**GOAL:** All of the data below must be repeated exactly.

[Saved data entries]
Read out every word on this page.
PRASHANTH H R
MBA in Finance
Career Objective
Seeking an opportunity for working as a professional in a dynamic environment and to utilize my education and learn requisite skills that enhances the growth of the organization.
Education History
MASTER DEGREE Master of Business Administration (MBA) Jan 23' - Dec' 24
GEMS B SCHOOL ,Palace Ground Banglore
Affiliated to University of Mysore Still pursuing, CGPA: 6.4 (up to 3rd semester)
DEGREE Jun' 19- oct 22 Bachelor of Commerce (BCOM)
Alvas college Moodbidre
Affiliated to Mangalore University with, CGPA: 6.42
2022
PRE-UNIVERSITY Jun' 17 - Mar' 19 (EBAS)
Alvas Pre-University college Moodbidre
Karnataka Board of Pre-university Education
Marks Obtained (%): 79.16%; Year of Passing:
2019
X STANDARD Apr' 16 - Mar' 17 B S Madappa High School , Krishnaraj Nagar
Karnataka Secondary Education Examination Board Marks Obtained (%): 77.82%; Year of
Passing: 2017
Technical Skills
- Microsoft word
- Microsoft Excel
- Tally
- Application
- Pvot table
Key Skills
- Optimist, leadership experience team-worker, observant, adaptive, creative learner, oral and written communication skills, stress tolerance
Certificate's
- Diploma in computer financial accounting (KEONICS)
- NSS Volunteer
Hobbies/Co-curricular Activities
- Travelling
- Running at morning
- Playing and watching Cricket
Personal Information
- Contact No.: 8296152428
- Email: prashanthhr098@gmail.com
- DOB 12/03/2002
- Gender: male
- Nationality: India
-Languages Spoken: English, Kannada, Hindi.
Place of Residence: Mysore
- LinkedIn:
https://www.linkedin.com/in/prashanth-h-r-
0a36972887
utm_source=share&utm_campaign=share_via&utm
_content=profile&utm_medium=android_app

**EXPECTED OUTPUT:**
Read out every word on this page.
PRASHANTH H R
MBA in Finance
Career Objective
Seeking an opportunity for working as a professional in a dynamic environment and to utilize my education and learn requisite skills that enhances the growth of the organization.
Education History
MASTER DEGREE Master of Business Administration (MBA) Jan 23' - Dec' 24
GEMS B SCHOOL ,Palace Ground Banglore
Affiliated to University of Mysore Still pursuing, CGPA: 6.4 (up to 3rd semester)
DEGREE Jun' 19- oct 22 Bachelor of Commerce (BCOM)
Alvas college Moodbidre
Affiliated to Mangalore University with, CGPA: 6.42
2022
PRE-UNIVERSITY Jun' 17 - Mar' 19 (EBAS)
Alvas Pre-University college Moodbidre
Karnataka Board of Pre-university Education
Marks Obtained (%): 79.16%; Year of Passing:
2019
X STANDARD Apr' 16 - Mar' 17 B S Madappa High School , Krishnaraj Nagar
Karnataka Secondary Education Examination Board Marks Obtained (%): 77.82%; Year of
Passing: 2017
Technical Skills
- Microsoft word
- Microsoft Excel
- Tally
- Application
- Pvot table
Key Skills
- Optimist, leadership experience team-worker, observant, adaptive, creative learner, oral and written communication skills, stress tolerance
Certificate's
- Diploma in computer financial accounting (KEONICS)
- NSS Volunteer
Hobbies/Co-curricular Activities
- Travelling
- Running at morning
- Playing and watching Cricket
Personal Information
- Contact No.: 8296152428
- Email: prashanthhr098@gmail.com
- DOB 12/03/2002
- Gender: male
- Nationality: India
-Languages Spoken: English, Kannada, Hindi.
Place of Residence: Mysore
- LinkedIn:
https://www.linkedin.com/in/prashanth-h-r-
0a36972887
utm_source=share&utm_campaign=share_via&utm
_content=profile&utm_medium=android_app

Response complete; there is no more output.